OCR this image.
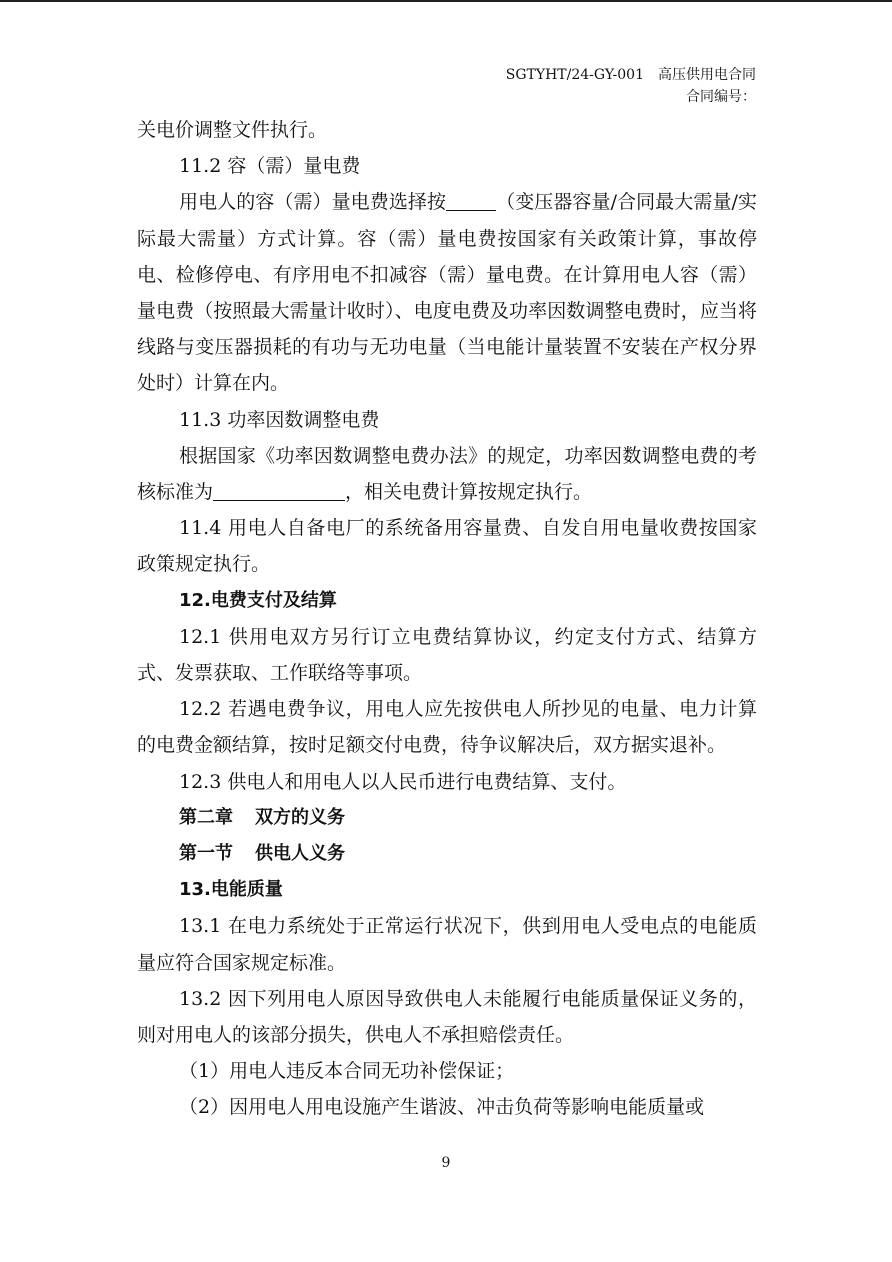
SGTYHT/24-GY-001　高压供用电合同
合同编号：

关电价调整文件执行。

11.2 容（需）量电费

用电人的容（需）量电费选择按	（变压器容量/合同最大需量/实际最大需量）方式计算。容（需）量电费按国家有关政策计算，事故停电、检修停电、有序用电不扣减容（需）量电费。在计算用电人容（需）量电费（按照最大需量计收时）、电度电费及功率因数调整电费时，应当将线路与变压器损耗的有功与无功电量（当电能计量装置不安装在产权分界处时）计算在内。

11.3 功率因数调整电费

根据国家《功率因数调整电费办法》的规定，功率因数调整电费的考核标准为	，相关电费计算按规定执行。

11.4 用电人自备电厂的系统备用容量费、自发自用电量收费按国家政策规定执行。

12.电费支付及结算

12.1 供用电双方另行订立电费结算协议，约定支付方式、结算方式、发票获取、工作联络等事项。

12.2 若遇电费争议，用电人应先按供电人所抄见的电量、电力计算的电费金额结算，按时足额交付电费，待争议解决后，双方据实退补。

12.3 供电人和用电人以人民币进行电费结算、支付。

第二章 双方的义务

第一节 供电人义务

13.电能质量

13.1 在电力系统处于正常运行状况下，供到用电人受电点的电能质量应符合国家规定标准。

13.2 因下列用电人原因导致供电人未能履行电能质量保证义务的，则对用电人的该部分损失，供电人不承担赔偿责任。

（1）用电人违反本合同无功补偿保证；

（2）因用电人用电设施产生谐波、冲击负荷等影响电能质量或

9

» **Exercise prompt**: Give the data again exactly as written, with all pictures left out.

» **Task answer**:
OCR this image.
SGTYHT/24-GY-001　高压供用电合同
合同编号：

关电价调整文件执行。

11.2 容（需）量电费

用电人的容（需）量电费选择按	（变压器容量/合同最大需量/实际最大需量）方式计算。容（需）量电费按国家有关政策计算，事故停电、检修停电、有序用电不扣减容（需）量电费。在计算用电人容（需）量电费（按照最大需量计收时）、电度电费及功率因数调整电费时，应当将线路与变压器损耗的有功与无功电量（当电能计量装置不安装在产权分界处时）计算在内。

11.3 功率因数调整电费

根据国家《功率因数调整电费办法》的规定，功率因数调整电费的考核标准为	，相关电费计算按规定执行。

11.4 用电人自备电厂的系统备用容量费、自发自用电量收费按国家政策规定执行。

12.电费支付及结算

12.1 供用电双方另行订立电费结算协议，约定支付方式、结算方式、发票获取、工作联络等事项。

12.2 若遇电费争议，用电人应先按供电人所抄见的电量、电力计算的电费金额结算，按时足额交付电费，待争议解决后，双方据实退补。

12.3 供电人和用电人以人民币进行电费结算、支付。

第二章 双方的义务

第一节 供电人义务

13.电能质量

13.1 在电力系统处于正常运行状况下，供到用电人受电点的电能质量应符合国家规定标准。

13.2 因下列用电人原因导致供电人未能履行电能质量保证义务的，则对用电人的该部分损失，供电人不承担赔偿责任。

（1）用电人违反本合同无功补偿保证；

（2）因用电人用电设施产生谐波、冲击负荷等影响电能质量或

9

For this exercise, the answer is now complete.